• YOUR TASK:
In the listing that follows, count each line where the word "Indirect" appears; write nothing but the count.
** Start of DATASET RECORDS **
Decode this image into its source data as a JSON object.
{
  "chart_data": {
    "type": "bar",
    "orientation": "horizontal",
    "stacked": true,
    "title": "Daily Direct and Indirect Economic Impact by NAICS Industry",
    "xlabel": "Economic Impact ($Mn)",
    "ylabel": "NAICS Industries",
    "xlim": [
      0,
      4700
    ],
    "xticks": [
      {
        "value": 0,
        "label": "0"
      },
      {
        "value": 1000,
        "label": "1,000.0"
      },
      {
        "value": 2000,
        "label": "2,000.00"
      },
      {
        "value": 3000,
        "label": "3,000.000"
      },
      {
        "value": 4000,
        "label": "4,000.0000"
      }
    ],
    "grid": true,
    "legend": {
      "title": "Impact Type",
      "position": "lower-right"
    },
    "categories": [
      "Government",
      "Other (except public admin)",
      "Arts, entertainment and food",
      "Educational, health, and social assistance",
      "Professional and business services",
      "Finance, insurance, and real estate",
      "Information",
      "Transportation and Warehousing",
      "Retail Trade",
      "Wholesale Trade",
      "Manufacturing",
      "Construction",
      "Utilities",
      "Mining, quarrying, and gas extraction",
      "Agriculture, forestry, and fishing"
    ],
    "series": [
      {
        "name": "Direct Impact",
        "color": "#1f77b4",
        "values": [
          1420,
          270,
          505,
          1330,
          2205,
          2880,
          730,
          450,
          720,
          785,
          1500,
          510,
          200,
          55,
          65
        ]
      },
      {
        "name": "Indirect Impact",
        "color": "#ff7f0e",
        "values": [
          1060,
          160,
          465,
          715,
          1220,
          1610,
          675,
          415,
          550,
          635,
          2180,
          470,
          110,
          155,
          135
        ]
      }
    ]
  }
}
** End of DATASET RECORDS **
• REPLY:
2